[Exercise aim]: Quote each record exactly, please, leaving none out.

[Items]:
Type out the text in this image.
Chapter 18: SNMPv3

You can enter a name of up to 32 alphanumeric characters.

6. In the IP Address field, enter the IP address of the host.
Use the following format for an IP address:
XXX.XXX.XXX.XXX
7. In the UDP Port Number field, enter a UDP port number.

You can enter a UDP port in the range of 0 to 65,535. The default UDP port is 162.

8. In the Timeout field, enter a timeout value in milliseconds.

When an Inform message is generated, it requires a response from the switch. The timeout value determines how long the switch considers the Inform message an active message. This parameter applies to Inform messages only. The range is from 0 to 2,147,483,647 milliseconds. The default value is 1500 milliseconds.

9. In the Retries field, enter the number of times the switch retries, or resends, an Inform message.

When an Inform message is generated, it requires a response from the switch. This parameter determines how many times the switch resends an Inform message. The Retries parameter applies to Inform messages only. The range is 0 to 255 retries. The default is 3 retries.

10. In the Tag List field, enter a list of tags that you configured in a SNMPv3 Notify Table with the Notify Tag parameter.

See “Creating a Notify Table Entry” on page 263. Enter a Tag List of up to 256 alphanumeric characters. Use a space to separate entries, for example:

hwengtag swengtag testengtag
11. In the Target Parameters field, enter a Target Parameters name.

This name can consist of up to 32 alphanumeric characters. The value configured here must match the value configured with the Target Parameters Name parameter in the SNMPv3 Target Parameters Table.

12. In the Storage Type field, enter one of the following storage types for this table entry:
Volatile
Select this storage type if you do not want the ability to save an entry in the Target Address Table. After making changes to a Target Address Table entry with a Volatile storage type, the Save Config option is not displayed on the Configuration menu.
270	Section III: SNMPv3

[Answer in full]:
Type out the text in this image.
Chapter 18: SNMPv3

You can enter a name of up to 32 alphanumeric characters.

6. In the IP Address field, enter the IP address of the host.
Use the following format for an IP address:
XXX.XXX.XXX.XXX
7. In the UDP Port Number field, enter a UDP port number.

You can enter a UDP port in the range of 0 to 65,535. The default UDP port is 162.

8. In the Timeout field, enter a timeout value in milliseconds.

When an Inform message is generated, it requires a response from the switch. The timeout value determines how long the switch considers the Inform message an active message. This parameter applies to Inform messages only. The range is from 0 to 2,147,483,647 milliseconds. The default value is 1500 milliseconds.

9. In the Retries field, enter the number of times the switch retries, or resends, an Inform message.

When an Inform message is generated, it requires a response from the switch. This parameter determines how many times the switch resends an Inform message. The Retries parameter applies to Inform messages only. The range is 0 to 255 retries. The default is 3 retries.

10. In the Tag List field, enter a list of tags that you configured in a SNMPv3 Notify Table with the Notify Tag parameter.

See “Creating a Notify Table Entry” on page 263. Enter a Tag List of up to 256 alphanumeric characters. Use a space to separate entries, for example:

hwengtag swengtag testengtag
11. In the Target Parameters field, enter a Target Parameters name.

This name can consist of up to 32 alphanumeric characters. The value configured here must match the value configured with the Target Parameters Name parameter in the SNMPv3 Target Parameters Table.

12. In the Storage Type field, enter one of the following storage types for this table entry:
Volatile
Select this storage type if you do not want the ability to save an entry in the Target Address Table. After making changes to a Target Address Table entry with a Volatile storage type, the Save Config option is not displayed on the Configuration menu.
270	Section III: SNMPv3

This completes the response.